»»
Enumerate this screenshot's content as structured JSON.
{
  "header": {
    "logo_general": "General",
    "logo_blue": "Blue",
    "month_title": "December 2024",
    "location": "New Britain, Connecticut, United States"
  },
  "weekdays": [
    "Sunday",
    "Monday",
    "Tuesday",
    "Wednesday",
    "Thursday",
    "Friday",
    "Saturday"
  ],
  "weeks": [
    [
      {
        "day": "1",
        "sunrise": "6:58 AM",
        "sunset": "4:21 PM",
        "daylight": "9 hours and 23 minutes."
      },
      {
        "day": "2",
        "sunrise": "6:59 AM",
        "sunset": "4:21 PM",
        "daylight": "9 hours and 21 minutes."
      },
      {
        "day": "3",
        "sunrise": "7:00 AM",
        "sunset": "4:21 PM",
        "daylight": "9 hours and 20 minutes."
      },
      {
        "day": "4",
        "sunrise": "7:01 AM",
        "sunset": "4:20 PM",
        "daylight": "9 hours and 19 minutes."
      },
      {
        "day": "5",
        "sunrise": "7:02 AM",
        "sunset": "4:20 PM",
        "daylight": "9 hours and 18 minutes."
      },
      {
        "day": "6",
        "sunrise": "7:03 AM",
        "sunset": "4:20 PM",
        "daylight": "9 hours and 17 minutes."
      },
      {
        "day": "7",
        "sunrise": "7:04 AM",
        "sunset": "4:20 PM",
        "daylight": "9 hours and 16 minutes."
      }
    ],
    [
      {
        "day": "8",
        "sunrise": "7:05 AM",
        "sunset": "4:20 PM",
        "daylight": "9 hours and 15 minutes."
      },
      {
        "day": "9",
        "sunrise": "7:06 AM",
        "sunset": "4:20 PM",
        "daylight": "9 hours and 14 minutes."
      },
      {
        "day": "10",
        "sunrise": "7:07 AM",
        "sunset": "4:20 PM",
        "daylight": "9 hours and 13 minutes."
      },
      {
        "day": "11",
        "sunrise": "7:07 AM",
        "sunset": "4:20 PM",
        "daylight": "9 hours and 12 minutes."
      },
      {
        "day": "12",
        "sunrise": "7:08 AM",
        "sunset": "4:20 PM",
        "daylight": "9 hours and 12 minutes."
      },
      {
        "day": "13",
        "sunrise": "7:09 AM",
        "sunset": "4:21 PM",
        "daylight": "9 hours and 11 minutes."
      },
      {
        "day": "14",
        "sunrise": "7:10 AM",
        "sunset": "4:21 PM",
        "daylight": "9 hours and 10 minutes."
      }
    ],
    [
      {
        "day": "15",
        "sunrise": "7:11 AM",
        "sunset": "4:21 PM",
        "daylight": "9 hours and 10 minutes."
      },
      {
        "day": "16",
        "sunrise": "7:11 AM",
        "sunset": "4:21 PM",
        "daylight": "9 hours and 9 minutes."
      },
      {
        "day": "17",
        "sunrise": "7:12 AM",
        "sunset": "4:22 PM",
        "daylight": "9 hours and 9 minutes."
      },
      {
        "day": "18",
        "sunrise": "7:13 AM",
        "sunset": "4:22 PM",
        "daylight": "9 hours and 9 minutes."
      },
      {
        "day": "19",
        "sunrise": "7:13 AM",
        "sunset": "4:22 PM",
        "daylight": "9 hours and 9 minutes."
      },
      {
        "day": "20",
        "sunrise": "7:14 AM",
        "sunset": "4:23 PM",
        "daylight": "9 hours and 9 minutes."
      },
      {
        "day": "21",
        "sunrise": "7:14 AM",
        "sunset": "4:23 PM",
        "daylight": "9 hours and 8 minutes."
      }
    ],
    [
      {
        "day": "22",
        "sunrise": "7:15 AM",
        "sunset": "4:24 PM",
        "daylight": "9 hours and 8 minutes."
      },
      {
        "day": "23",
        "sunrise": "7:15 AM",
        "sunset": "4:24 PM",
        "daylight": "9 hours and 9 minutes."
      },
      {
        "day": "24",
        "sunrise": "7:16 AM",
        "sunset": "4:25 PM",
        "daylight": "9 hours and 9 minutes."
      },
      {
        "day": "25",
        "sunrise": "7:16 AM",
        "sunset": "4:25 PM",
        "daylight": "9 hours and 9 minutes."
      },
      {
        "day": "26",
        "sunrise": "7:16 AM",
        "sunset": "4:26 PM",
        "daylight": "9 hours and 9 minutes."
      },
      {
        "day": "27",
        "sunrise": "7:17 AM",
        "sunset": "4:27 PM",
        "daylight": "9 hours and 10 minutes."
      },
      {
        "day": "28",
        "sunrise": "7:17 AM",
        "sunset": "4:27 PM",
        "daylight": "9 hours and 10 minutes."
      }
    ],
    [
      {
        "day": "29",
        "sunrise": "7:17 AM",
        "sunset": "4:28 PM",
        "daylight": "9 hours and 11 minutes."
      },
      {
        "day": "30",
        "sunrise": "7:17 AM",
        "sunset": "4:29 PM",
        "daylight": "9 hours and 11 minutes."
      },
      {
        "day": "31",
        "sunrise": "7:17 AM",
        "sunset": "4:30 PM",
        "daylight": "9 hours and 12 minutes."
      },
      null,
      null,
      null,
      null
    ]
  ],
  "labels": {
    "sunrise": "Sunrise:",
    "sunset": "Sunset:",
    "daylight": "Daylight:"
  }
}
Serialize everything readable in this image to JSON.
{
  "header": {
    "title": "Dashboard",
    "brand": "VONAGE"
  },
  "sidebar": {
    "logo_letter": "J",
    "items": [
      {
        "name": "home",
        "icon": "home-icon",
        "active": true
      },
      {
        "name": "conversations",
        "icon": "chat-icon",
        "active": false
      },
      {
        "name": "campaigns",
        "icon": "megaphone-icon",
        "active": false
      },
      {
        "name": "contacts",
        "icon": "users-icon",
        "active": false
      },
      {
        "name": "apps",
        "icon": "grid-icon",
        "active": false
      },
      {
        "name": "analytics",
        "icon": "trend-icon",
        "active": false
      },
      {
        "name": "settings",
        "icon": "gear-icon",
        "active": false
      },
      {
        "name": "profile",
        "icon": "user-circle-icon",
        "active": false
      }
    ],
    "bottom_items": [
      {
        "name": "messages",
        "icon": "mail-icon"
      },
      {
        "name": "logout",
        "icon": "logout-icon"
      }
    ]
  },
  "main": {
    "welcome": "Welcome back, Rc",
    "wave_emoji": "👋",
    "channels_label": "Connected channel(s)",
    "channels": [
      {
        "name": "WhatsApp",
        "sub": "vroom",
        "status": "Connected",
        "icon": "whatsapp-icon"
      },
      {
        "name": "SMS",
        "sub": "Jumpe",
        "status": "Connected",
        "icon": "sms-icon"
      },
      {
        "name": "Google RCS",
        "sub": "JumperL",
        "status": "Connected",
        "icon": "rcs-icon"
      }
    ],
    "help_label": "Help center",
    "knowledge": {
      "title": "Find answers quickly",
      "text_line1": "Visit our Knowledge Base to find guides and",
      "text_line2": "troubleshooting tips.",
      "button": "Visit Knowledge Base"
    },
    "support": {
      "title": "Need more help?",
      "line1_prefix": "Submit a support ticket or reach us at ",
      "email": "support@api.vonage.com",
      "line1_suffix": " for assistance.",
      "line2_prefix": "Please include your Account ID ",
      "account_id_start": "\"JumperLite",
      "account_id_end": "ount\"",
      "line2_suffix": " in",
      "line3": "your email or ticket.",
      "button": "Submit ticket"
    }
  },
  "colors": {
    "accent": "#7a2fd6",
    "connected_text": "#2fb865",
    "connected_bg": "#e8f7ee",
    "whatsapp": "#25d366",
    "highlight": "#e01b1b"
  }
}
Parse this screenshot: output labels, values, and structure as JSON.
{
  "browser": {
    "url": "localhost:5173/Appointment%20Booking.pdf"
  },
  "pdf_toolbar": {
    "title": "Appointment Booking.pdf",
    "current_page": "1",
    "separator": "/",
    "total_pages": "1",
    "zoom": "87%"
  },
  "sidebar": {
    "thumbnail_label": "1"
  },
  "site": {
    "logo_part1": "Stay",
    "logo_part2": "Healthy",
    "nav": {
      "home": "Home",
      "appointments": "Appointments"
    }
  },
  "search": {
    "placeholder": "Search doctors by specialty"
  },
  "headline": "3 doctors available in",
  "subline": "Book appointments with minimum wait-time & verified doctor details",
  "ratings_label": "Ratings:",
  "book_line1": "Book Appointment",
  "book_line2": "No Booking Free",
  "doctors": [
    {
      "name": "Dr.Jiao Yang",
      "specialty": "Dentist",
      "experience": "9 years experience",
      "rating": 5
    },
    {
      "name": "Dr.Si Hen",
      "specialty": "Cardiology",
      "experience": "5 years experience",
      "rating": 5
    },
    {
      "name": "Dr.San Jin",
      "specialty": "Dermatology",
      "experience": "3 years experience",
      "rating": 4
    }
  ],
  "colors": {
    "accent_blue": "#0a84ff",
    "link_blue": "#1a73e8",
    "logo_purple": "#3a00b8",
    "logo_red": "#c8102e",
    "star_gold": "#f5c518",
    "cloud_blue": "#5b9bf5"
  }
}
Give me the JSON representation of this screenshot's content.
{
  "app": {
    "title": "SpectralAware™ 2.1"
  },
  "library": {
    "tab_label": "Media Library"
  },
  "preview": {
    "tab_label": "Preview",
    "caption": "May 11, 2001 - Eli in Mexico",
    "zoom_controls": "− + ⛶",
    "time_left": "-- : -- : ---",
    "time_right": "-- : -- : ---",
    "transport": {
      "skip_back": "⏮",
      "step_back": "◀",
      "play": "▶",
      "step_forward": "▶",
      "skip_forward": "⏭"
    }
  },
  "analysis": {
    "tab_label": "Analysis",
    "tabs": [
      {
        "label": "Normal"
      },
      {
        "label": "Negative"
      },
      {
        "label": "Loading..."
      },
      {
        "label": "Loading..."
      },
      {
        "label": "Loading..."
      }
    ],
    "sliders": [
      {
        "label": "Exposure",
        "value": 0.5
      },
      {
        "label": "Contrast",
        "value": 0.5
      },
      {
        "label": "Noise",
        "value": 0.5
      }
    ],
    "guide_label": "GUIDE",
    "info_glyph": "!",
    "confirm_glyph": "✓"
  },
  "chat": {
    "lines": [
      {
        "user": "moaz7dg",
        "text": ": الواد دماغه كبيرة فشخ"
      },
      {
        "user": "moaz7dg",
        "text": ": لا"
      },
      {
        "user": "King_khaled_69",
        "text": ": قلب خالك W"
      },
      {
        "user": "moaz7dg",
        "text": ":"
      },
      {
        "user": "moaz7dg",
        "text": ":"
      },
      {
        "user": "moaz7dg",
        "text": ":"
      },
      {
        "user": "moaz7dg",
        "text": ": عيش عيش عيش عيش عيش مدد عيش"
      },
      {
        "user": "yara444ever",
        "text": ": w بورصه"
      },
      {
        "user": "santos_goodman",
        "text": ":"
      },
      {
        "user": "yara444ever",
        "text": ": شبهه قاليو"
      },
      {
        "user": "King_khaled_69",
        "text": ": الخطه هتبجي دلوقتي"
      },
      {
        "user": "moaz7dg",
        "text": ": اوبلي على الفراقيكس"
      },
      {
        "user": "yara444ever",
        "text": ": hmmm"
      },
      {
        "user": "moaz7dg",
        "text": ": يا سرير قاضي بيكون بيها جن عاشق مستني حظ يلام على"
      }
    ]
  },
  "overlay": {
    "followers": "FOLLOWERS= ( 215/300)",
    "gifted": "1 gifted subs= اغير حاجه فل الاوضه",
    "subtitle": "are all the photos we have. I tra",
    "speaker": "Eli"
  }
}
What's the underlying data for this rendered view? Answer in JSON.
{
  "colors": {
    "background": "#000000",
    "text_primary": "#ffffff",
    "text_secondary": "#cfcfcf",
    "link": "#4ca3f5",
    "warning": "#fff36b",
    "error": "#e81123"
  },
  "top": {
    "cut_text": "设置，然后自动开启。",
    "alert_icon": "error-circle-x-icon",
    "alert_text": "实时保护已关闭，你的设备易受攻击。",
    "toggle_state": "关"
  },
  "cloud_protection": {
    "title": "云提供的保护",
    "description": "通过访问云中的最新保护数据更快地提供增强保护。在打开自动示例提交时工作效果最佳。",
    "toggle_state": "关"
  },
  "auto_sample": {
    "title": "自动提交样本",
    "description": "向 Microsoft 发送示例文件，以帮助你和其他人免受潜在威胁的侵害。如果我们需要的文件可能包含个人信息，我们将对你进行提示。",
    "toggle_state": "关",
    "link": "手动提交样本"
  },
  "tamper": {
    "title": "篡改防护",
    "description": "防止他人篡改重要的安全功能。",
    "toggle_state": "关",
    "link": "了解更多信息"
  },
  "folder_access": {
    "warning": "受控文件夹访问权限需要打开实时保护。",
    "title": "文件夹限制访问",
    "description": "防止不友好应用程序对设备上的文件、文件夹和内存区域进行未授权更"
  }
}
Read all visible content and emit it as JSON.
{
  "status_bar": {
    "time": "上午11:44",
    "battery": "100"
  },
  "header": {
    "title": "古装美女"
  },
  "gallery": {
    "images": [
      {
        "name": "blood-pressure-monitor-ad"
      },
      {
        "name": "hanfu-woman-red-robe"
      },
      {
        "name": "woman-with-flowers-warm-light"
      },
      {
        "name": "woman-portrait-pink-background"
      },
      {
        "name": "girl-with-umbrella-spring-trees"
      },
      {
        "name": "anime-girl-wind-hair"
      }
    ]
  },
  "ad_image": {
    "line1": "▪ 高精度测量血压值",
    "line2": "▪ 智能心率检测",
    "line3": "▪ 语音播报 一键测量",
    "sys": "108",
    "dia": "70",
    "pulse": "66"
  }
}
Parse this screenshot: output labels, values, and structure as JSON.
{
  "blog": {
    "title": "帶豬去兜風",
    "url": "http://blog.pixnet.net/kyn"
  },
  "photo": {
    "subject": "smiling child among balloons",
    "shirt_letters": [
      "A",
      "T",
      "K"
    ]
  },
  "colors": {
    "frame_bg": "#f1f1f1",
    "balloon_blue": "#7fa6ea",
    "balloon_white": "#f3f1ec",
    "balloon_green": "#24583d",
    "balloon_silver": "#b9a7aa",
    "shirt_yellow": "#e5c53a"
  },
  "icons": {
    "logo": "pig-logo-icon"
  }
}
««
(To do):
Copy every line of the listing where the word "experience" appears.

(Output for this exercise):
      "experience": "9 years experience",
      "experience": "5 years experience",
      "experience": "3 years experience",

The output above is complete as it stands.